WHAT IS NEEDED - Copy the full abstract on DNA extraction methods for single helminth eggs and larvae word for word.

---------- DOCUMENT TEXT ----------

Evaluation of DNA extraction methods on individual Helminth egg and larval stages for whole-genome sequencing

Whole-genome sequencing is being rapidly applied to the study of helminth genomes, including de novo genome assembly, population genetics, and diagnostic applications. Although late-stage juvenile and adult parasites typically produce sufficient DNA for molecular analyses, these parasitic stages are almost always inaccessible in the live host; immature life stages found in the environment for which samples can be collected non-invasively offer a potential alternative; however, these samples typically yield very low quantities of DNA, can be environmentally resistant, and are susceptible to contamination, often from bacterial or host DNA. Here, we have tested five low-input DNA extraction protocols together with a low-input sequencing library protocol to assess the feasibility of whole-genome sequencing of individual immature helminth samples. These approaches do not use whole-genome amplification, a common but costly approach to increase the yield of low-input samples. We first tested individual parasites from two species spotted onto FTA cards-egg and L1 stages of Haemonchus contortus and miracidia of Schistosoma mansoni-before further testing on an additional five species-Ancylostoma caninum, Ascaridia dissimilis, Dirofilaria immitis, Strongyloides stercoralis, and Trichuris muris-with an optimal protocol. A sixth species-Dracunculus medinensis-was included for comparison. Whole-genome sequencing followed by analyses to determine the proportion of on- and off-target mapping revealed successful sample preparations for six of the eight species tested with variation both between species and between different life stages from some species described. These results demonstrate the feasibility of whole-genome sequencing of individual parasites, and highlight a new avenue toward generating sensitive, specific, and information-rich data for the diagnosis and surveillance of helminths.

---------- AVAILABLE DATA ----------

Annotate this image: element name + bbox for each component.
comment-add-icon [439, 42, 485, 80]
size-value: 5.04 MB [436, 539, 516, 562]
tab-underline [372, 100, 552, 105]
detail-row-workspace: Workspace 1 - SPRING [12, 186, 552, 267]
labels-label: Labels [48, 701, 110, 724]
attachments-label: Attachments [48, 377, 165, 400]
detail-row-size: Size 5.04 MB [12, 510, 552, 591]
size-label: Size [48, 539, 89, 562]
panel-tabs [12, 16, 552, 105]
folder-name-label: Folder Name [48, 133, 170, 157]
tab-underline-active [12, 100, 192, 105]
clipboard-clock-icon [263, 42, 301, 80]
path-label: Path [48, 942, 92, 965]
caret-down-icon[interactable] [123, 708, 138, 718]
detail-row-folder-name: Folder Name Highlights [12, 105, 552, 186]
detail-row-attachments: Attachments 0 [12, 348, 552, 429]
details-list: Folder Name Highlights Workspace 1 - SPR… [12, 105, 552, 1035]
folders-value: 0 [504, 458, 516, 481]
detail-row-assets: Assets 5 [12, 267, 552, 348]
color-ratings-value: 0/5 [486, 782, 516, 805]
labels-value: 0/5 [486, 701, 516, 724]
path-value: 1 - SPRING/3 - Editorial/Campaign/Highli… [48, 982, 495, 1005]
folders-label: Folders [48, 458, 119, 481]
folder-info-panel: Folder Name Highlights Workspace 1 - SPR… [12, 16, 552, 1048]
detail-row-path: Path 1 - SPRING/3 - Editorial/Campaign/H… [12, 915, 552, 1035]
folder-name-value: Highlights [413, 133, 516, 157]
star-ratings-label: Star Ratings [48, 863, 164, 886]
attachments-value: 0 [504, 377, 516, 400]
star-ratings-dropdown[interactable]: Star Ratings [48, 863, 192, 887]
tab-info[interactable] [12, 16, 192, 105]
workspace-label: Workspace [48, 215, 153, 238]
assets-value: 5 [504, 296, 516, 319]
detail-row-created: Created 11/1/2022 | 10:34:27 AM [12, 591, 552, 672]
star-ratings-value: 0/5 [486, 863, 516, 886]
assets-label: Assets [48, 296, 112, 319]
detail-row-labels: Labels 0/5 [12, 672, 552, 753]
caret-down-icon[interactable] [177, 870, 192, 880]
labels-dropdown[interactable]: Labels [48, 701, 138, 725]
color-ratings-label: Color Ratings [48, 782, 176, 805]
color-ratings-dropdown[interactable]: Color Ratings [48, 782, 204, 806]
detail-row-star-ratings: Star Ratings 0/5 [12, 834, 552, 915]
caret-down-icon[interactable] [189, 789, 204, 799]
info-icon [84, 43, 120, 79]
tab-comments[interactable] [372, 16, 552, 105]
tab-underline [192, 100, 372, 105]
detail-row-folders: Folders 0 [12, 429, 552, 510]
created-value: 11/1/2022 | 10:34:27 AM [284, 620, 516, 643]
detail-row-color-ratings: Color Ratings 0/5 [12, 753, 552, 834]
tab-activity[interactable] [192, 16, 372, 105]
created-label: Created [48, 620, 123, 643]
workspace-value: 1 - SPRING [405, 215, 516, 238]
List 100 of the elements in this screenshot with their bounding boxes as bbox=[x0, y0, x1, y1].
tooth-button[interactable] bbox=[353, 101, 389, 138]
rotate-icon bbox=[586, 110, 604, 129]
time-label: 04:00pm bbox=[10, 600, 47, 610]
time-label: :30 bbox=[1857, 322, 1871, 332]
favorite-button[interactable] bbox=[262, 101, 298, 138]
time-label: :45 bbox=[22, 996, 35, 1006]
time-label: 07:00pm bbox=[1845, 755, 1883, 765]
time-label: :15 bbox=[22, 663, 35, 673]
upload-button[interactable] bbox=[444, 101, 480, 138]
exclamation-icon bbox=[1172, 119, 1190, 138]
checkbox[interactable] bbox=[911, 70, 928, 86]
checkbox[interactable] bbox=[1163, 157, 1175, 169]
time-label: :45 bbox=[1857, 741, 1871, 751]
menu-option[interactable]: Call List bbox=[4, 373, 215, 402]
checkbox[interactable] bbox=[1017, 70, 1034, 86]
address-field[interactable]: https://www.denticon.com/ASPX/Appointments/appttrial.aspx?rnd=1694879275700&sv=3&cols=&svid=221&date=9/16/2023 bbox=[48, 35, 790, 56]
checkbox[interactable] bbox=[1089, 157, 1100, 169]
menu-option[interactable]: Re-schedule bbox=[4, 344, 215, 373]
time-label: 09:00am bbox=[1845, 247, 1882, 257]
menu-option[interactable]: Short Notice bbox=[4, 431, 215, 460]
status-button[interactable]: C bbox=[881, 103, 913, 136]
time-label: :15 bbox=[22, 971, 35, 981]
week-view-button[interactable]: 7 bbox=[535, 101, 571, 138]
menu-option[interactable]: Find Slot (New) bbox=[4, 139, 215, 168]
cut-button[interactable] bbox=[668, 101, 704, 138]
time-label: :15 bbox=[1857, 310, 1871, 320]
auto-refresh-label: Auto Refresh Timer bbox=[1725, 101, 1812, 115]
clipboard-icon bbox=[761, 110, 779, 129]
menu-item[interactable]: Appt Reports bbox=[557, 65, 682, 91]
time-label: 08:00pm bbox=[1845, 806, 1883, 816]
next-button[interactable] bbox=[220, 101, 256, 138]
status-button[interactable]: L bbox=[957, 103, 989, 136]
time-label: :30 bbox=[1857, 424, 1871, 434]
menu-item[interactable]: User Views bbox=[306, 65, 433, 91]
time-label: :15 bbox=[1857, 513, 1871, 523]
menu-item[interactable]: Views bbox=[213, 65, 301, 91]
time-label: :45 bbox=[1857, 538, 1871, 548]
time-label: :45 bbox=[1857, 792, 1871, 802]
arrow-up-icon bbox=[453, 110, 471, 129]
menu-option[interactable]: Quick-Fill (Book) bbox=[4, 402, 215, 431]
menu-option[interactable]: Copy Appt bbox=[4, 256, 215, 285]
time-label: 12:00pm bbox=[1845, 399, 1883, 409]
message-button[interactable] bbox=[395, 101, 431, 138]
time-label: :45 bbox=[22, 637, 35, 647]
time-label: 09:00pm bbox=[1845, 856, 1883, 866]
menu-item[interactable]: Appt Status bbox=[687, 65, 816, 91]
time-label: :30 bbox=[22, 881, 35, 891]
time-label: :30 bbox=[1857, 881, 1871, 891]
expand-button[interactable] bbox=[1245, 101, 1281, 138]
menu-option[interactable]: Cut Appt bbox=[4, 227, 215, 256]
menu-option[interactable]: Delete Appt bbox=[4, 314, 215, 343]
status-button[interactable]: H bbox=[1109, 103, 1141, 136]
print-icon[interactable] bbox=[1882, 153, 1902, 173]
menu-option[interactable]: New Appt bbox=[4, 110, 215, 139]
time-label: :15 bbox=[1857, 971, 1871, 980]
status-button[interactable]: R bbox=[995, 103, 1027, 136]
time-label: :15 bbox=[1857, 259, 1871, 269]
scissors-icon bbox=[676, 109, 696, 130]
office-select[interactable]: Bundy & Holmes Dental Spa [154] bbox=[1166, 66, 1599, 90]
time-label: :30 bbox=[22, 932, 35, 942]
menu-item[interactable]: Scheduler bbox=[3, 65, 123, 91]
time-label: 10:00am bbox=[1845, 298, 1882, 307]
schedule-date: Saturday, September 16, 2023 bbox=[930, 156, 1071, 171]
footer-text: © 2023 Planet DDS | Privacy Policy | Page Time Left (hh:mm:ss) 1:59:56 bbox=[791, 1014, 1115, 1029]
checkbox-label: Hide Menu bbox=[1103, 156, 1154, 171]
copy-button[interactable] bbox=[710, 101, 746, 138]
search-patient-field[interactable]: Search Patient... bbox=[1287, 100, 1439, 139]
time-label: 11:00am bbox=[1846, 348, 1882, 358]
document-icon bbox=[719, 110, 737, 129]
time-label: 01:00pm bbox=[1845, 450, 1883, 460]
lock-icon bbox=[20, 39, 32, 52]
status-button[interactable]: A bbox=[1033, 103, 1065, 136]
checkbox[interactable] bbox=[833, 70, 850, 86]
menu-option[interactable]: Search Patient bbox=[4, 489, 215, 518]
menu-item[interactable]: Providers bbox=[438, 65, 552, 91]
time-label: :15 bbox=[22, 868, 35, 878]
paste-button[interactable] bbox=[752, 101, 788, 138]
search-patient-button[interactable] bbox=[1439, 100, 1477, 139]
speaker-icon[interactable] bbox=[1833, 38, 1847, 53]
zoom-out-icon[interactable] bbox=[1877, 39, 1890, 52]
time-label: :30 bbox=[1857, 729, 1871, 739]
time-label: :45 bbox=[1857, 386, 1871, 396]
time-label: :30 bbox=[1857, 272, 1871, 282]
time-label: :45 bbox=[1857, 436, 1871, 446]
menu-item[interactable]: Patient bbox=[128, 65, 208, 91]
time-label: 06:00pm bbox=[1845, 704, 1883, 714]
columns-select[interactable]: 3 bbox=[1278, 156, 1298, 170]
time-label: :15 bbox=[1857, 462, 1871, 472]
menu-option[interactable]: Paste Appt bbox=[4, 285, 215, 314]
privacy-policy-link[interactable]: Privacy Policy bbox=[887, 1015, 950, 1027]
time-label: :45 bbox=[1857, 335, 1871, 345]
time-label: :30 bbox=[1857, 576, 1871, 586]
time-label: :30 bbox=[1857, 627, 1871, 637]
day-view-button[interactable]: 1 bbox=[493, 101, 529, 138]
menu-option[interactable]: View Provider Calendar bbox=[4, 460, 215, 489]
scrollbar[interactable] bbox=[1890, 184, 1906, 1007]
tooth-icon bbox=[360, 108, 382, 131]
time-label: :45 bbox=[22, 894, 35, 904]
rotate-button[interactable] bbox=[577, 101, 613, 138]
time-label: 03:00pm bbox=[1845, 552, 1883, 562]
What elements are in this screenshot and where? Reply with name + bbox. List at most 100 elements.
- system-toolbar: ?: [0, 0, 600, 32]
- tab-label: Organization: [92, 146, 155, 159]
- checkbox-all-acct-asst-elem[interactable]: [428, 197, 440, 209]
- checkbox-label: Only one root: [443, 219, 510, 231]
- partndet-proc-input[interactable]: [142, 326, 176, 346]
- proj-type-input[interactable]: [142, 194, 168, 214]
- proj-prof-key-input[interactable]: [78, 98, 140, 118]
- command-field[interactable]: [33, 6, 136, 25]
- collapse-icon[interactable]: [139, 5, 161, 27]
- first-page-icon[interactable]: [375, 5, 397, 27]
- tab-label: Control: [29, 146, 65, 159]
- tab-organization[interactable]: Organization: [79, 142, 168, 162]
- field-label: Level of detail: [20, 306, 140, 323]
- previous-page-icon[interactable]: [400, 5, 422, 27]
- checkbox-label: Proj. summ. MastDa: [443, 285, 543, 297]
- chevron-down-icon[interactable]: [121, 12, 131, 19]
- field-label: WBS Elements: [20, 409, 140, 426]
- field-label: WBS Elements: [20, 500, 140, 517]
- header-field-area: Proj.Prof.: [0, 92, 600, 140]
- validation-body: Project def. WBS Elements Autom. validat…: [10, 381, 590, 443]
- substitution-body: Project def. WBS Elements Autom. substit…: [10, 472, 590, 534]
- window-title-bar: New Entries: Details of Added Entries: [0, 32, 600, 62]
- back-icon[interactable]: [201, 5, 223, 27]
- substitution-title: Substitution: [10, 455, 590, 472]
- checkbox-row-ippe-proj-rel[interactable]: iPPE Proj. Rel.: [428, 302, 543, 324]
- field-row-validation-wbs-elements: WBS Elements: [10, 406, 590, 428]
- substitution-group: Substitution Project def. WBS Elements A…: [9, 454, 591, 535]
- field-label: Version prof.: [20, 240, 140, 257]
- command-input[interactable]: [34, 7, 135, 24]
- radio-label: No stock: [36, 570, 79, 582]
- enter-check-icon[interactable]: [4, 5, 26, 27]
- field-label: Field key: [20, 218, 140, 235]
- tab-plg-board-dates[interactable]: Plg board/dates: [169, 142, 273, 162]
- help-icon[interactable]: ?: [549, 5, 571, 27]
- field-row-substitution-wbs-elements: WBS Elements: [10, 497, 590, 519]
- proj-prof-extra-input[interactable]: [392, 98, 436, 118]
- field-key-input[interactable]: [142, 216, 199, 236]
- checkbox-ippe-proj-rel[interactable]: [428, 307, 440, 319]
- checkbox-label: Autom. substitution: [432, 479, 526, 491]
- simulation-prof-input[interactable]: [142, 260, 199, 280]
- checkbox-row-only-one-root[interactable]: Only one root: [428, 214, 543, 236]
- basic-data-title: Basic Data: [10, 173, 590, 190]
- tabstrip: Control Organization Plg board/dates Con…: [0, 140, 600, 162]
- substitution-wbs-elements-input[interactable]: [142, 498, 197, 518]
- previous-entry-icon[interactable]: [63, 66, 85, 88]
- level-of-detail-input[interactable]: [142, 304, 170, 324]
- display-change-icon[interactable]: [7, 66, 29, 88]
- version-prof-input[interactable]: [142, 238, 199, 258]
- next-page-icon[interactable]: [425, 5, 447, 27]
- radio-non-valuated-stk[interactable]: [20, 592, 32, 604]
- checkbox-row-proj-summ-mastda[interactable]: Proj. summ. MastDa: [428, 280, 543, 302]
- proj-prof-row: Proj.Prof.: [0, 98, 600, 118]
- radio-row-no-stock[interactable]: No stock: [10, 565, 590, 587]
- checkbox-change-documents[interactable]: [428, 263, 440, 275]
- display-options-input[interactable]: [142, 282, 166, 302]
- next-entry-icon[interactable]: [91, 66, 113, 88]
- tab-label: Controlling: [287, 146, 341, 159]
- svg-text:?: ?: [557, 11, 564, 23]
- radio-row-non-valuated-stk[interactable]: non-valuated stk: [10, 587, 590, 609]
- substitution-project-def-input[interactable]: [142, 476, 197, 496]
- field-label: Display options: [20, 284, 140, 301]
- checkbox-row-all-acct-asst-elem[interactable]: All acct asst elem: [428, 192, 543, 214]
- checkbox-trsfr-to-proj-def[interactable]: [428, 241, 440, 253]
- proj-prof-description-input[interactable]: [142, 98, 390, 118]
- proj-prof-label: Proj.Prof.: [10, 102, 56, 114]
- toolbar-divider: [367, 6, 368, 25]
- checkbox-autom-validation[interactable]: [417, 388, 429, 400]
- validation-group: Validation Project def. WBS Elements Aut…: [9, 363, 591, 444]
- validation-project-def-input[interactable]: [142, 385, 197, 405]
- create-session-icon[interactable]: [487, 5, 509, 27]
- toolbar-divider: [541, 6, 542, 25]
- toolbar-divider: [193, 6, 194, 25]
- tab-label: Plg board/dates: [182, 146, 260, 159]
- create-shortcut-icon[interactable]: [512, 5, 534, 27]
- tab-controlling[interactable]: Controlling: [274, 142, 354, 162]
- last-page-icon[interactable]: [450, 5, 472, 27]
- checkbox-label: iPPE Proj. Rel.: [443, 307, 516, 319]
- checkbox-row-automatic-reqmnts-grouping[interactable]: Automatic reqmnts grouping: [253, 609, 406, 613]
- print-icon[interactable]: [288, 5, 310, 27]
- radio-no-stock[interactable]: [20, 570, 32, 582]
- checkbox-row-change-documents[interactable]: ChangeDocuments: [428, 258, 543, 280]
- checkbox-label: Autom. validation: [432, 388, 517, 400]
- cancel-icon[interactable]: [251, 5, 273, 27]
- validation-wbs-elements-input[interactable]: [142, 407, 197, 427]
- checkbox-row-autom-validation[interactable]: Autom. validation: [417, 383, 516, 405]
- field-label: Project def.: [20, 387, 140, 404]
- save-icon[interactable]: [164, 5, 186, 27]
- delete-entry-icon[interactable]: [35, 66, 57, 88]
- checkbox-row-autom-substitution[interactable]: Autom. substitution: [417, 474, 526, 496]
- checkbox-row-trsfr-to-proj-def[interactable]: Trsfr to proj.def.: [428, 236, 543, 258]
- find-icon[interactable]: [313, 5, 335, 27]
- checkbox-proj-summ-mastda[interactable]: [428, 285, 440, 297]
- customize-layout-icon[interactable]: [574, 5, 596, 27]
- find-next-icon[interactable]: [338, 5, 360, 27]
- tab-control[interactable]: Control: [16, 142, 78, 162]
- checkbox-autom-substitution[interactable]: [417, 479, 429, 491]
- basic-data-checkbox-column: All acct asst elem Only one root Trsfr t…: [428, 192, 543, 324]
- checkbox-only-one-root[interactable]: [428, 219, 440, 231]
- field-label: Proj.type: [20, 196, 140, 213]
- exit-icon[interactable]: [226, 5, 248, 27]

----------

SOLUTION TO THE PROBLEM -
Evaluation of DNA extraction methods on individual Helminth egg and larval stages for whole-genome sequencing

Whole-genome sequencing is being rapidly applied to the study of helminth genomes, including de novo genome assembly, population genetics, and diagnostic applications. Although late-stage juvenile and adult parasites typically produce sufficient DNA for molecular analyses, these parasitic stages are almost always inaccessible in the live host; immature life stages found in the environment for which samples can be collected non-invasively offer a potential alternative; however, these samples typically yield very low quantities of DNA, can be environmentally resistant, and are susceptible to contamination, often from bacterial or host DNA. Here, we have tested five low-input DNA extraction protocols together with a low-input sequencing library protocol to assess the feasibility of whole-genome sequencing of individual immature helminth samples. These approaches do not use whole-genome amplification, a common but costly approach to increase the yield of low-input samples. We first tested individual parasites from two species spotted onto FTA cards-egg and L1 stages of Haemonchus contortus and miracidia of Schistosoma mansoni-before further testing on an additional five species-Ancylostoma caninum, Ascaridia dissimilis, Dirofilaria immitis, Strongyloides stercoralis, and Trichuris muris-with an optimal protocol. A sixth species-Dracunculus medinensis-was included for comparison. Whole-genome sequencing followed by analyses to determine the proportion of on- and off-target mapping revealed successful sample preparations for six of the eight species tested with variation both between species and between different life stages from some species described. These results demonstrate the feasibility of whole-genome sequencing of individual parasites, and highlight a new avenue toward generating sensitive, specific, and information-rich data for the diagnosis and surveillance of helminths.